## REQUEST
Locate and copy each line in the data that contains the word "branches".

## Records from a dataset
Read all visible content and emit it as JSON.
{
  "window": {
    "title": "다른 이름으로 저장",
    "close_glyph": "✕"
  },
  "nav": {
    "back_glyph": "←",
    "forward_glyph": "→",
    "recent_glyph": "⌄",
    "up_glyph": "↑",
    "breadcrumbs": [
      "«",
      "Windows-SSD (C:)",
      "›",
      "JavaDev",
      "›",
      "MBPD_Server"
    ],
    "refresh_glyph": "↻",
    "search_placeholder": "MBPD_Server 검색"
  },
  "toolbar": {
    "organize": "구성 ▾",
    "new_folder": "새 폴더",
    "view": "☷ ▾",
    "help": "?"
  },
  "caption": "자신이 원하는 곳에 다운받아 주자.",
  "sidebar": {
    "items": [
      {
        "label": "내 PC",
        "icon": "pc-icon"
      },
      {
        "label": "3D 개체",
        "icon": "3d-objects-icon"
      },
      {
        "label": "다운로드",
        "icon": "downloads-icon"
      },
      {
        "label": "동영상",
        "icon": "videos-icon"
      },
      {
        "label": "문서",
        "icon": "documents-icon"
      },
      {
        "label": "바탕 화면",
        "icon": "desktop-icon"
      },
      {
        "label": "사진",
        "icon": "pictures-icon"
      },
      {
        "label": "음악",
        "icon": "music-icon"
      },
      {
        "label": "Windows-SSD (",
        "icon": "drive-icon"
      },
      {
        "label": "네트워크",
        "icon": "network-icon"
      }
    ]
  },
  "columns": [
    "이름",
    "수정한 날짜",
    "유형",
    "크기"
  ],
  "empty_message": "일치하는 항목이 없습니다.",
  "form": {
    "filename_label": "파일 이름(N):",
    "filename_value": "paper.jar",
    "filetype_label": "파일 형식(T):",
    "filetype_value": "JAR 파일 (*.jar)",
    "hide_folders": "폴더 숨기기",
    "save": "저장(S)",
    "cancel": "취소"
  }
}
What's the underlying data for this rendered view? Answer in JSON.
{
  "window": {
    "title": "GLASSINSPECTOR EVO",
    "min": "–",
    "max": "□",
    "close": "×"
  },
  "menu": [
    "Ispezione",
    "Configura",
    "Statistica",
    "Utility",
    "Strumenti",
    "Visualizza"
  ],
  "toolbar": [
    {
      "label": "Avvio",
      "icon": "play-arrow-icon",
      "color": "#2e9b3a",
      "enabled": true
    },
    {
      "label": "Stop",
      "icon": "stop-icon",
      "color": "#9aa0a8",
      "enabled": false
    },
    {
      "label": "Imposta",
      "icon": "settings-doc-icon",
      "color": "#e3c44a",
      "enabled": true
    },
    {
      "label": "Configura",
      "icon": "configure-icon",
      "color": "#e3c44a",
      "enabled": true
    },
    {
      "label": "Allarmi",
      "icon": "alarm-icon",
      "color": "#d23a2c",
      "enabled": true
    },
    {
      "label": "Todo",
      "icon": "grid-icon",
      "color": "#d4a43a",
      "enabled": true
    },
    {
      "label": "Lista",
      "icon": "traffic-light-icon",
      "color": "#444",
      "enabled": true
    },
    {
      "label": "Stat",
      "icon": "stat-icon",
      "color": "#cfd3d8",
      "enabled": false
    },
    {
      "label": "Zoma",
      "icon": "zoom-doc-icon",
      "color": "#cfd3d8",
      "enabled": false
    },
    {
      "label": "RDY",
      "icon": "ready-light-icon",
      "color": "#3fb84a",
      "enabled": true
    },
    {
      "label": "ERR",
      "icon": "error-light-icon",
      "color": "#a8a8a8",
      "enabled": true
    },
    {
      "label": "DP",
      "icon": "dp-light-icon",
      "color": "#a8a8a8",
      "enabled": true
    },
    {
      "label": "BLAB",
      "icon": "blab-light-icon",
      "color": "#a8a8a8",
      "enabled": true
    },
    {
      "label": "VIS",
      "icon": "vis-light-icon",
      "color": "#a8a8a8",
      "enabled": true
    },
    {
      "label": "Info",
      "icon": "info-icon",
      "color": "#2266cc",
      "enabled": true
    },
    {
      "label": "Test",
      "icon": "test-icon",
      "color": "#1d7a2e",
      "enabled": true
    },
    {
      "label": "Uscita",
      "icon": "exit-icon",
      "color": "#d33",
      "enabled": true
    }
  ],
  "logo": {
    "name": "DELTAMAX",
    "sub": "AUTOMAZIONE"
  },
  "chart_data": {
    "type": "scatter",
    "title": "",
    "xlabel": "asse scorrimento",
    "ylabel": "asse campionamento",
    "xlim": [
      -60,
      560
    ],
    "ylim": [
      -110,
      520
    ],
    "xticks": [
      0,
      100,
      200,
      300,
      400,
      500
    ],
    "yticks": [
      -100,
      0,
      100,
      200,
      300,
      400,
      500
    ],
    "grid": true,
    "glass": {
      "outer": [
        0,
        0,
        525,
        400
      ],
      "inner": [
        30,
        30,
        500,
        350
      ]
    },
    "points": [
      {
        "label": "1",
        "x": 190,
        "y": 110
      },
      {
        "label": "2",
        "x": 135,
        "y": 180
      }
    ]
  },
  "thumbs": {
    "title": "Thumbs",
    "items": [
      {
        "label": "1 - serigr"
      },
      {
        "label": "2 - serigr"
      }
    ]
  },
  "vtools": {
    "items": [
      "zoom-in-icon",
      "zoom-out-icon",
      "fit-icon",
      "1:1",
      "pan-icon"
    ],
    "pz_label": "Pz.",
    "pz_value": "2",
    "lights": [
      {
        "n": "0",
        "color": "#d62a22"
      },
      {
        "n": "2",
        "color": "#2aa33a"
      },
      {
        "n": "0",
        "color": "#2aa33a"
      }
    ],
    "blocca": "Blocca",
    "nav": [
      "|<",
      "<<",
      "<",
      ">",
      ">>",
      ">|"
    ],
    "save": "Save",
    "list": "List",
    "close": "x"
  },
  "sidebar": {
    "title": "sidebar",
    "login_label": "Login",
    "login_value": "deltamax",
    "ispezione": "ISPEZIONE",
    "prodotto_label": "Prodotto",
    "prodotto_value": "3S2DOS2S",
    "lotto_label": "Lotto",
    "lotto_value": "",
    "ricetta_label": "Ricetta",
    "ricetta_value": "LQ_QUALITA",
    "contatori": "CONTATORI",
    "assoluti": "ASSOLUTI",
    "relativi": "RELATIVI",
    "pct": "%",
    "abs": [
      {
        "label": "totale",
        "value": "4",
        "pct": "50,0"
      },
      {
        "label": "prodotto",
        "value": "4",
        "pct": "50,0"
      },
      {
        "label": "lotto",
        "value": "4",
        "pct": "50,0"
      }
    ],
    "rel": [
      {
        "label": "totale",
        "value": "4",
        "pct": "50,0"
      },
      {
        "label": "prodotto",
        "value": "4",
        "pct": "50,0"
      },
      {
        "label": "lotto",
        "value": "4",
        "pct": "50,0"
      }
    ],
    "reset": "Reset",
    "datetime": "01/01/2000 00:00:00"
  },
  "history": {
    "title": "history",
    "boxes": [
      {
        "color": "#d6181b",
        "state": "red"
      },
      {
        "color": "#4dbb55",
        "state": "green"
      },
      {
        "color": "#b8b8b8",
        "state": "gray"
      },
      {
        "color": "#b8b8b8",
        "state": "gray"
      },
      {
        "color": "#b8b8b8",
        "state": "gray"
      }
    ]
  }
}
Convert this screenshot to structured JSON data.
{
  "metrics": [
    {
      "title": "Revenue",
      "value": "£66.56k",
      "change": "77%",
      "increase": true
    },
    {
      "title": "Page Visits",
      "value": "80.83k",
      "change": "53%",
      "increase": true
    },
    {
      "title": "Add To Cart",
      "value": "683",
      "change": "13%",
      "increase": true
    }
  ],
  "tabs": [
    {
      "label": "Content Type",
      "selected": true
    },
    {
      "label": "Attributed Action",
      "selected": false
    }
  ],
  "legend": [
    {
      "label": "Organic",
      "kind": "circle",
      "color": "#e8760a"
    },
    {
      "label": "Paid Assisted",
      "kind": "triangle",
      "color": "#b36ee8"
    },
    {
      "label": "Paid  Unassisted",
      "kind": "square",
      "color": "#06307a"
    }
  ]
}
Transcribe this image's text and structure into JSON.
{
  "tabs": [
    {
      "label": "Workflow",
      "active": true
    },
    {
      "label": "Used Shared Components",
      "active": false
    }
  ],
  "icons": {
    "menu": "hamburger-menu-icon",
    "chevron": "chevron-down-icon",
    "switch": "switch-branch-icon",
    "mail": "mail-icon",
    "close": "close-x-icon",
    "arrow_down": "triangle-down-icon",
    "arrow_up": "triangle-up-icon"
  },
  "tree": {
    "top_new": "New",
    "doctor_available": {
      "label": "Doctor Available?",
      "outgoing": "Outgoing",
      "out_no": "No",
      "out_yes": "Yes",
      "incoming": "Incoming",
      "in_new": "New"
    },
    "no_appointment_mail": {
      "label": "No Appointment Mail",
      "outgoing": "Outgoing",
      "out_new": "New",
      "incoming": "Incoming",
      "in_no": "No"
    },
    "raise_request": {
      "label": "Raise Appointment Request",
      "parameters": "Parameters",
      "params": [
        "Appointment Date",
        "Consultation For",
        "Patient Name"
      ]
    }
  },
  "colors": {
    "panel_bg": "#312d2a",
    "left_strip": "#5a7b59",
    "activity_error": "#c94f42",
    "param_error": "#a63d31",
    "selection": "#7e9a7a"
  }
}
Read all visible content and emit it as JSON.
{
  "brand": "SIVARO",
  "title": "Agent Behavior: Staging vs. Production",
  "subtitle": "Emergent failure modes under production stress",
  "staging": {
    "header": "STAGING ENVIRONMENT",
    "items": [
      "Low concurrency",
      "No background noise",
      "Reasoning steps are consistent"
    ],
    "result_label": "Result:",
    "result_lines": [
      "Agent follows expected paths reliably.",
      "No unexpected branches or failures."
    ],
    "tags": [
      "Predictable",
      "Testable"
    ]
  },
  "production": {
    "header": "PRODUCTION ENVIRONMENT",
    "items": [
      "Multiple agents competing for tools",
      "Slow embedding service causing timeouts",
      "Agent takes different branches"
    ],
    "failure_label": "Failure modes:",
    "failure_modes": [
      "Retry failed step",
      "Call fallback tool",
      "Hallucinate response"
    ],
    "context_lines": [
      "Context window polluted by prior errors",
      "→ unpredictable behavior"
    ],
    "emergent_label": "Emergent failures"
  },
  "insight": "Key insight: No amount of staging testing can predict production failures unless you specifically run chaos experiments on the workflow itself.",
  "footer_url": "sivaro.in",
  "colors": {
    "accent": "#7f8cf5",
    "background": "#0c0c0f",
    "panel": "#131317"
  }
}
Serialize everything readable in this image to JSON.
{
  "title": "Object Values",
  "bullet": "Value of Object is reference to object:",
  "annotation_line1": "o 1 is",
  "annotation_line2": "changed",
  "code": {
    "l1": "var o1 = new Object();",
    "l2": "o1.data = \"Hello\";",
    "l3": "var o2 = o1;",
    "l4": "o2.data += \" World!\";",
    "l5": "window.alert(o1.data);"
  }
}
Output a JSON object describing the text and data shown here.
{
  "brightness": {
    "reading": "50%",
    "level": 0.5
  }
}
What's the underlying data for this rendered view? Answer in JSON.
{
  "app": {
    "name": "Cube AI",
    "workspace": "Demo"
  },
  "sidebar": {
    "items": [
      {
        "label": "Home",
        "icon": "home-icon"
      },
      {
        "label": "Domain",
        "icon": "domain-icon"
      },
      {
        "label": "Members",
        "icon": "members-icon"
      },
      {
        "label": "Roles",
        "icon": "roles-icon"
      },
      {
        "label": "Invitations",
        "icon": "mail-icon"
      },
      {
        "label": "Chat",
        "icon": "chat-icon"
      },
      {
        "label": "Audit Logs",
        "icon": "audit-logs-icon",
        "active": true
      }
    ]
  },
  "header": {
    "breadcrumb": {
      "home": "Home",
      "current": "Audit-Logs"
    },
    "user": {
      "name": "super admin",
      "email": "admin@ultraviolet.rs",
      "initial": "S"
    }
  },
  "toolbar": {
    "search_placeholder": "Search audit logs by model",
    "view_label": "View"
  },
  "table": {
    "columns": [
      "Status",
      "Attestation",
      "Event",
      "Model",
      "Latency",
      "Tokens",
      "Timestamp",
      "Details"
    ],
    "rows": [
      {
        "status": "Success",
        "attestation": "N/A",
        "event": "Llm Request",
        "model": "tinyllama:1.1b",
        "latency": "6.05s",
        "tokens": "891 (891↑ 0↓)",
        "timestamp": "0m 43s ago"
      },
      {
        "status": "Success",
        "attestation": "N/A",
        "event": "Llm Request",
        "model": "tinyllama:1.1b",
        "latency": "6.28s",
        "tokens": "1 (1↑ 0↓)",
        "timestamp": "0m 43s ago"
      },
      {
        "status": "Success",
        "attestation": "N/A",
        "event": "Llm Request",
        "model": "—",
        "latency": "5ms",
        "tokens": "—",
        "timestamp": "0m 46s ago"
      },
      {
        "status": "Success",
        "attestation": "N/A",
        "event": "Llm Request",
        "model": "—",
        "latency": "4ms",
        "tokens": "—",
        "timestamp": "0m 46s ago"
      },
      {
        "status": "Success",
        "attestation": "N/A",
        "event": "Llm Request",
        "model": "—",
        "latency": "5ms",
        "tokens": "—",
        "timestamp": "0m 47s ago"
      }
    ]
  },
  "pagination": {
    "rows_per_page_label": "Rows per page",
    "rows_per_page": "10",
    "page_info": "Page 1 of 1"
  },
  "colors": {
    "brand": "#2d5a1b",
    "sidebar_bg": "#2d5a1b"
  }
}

## SOLUTION FOR THIS TASK
      "No unexpected branches or failures."
      "Agent takes different branches"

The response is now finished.